WORK TO BE COMPLETED
Below are records. Copy every line with "training" in it.

Stored entries
----------
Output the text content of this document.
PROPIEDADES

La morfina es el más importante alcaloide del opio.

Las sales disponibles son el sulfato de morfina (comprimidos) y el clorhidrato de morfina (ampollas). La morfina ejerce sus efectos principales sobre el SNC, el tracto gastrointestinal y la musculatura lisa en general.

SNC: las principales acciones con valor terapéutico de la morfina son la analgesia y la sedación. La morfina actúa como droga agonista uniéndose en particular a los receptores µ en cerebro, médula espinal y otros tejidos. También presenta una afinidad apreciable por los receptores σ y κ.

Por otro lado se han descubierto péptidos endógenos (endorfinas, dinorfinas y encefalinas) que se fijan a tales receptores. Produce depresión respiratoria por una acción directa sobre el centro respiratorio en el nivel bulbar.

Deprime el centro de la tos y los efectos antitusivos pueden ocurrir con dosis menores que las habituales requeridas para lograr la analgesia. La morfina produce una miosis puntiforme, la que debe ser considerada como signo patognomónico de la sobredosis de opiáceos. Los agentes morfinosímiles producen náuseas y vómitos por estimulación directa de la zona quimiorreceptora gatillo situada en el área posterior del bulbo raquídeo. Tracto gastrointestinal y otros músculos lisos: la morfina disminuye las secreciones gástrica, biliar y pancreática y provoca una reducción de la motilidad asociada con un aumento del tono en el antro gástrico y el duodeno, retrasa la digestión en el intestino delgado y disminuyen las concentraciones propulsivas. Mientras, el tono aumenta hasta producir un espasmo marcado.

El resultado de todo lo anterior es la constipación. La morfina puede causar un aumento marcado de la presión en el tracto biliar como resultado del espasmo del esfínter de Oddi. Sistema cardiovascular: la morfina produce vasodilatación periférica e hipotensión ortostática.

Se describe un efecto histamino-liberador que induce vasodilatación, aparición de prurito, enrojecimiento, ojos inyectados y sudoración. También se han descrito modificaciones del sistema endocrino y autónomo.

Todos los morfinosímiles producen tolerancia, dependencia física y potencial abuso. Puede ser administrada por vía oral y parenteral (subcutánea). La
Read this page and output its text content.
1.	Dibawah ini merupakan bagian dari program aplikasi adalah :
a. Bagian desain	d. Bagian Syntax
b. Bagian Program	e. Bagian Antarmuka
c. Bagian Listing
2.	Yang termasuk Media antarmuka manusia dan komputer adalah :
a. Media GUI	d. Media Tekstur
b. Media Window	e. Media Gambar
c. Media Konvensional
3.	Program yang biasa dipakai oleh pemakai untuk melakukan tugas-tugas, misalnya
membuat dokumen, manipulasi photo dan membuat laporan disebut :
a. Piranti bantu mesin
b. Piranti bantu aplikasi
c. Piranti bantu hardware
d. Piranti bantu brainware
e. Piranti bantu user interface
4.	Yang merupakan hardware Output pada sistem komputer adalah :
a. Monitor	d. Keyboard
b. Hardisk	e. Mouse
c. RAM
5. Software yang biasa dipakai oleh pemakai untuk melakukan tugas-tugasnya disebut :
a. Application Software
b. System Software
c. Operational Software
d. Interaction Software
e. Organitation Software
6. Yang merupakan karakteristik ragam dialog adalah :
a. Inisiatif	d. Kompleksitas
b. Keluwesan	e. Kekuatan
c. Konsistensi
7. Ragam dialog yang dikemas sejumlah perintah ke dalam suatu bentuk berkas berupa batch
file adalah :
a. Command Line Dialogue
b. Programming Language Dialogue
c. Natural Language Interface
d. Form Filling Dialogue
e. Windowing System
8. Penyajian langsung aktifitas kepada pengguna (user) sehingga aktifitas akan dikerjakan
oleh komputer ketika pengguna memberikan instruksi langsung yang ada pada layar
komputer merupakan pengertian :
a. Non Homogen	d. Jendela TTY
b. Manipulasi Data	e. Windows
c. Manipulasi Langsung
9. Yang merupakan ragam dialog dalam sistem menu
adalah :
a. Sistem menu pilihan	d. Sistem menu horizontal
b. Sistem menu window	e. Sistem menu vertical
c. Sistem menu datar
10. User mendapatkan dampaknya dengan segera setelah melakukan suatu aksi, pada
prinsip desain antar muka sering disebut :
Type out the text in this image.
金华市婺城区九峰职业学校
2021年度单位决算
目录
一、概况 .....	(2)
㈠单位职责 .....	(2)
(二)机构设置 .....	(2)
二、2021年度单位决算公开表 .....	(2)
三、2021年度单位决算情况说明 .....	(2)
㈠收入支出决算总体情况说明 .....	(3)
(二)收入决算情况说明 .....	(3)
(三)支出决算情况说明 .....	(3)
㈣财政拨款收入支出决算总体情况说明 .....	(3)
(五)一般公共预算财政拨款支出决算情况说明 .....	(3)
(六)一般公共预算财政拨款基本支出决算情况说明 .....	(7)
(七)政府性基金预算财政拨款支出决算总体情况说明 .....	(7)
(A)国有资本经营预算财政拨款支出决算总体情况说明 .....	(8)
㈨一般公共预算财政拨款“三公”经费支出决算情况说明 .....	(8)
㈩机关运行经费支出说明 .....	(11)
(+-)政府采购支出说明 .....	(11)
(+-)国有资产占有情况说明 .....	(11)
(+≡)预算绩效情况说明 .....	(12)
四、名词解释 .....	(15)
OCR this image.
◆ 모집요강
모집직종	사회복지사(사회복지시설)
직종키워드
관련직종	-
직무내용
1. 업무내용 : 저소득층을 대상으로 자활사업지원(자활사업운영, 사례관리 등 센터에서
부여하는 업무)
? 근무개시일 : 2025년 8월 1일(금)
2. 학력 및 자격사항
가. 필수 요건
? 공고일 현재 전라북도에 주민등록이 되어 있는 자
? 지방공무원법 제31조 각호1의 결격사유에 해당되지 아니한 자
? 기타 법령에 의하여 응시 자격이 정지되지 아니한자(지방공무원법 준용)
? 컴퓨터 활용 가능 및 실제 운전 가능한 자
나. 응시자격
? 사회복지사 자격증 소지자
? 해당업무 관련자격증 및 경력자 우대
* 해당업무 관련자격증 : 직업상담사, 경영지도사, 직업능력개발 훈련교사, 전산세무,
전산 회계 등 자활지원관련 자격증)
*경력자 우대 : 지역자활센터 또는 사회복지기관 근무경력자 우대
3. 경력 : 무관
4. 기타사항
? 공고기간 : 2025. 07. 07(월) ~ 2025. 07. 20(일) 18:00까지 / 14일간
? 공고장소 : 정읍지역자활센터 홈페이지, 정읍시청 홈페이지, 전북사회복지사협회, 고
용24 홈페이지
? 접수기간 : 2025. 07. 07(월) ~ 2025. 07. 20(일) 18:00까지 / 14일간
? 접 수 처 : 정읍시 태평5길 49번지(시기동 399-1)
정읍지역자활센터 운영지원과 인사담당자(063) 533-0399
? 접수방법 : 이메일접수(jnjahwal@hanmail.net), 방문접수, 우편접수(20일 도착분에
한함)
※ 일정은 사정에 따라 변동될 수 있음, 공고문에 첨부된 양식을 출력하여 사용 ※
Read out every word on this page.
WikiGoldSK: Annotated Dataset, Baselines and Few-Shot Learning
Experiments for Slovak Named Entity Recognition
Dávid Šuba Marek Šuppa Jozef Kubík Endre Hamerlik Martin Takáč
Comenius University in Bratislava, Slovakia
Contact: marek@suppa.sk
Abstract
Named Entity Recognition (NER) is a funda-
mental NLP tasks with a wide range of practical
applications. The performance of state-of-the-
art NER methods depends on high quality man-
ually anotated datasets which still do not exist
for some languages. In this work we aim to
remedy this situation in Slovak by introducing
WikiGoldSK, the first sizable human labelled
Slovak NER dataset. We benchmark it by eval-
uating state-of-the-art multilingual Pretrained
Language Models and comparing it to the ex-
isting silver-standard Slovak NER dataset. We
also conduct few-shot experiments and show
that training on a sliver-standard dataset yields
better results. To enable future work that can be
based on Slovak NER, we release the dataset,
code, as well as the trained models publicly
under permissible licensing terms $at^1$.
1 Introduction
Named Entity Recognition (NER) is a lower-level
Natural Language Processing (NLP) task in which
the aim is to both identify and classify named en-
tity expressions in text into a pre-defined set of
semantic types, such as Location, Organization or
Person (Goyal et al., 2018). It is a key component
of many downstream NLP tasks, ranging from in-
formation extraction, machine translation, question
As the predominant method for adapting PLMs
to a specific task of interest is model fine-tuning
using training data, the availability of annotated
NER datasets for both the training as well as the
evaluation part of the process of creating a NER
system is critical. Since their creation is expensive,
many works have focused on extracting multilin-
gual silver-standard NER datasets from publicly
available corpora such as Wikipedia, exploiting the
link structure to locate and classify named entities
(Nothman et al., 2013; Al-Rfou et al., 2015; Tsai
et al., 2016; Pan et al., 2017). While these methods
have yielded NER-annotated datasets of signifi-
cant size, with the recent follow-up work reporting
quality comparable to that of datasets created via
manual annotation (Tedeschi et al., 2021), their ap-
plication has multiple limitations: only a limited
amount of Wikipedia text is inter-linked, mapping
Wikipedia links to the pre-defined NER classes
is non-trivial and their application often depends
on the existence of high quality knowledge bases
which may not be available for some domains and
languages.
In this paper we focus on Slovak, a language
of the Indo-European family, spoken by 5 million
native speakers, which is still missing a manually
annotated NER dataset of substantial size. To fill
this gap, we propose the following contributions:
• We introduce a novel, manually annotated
----------
REPLY TO THE TASK
that training on a sliver-standard dataset yields
using training data, the availability of annotated
NER datasets for both the training as well as the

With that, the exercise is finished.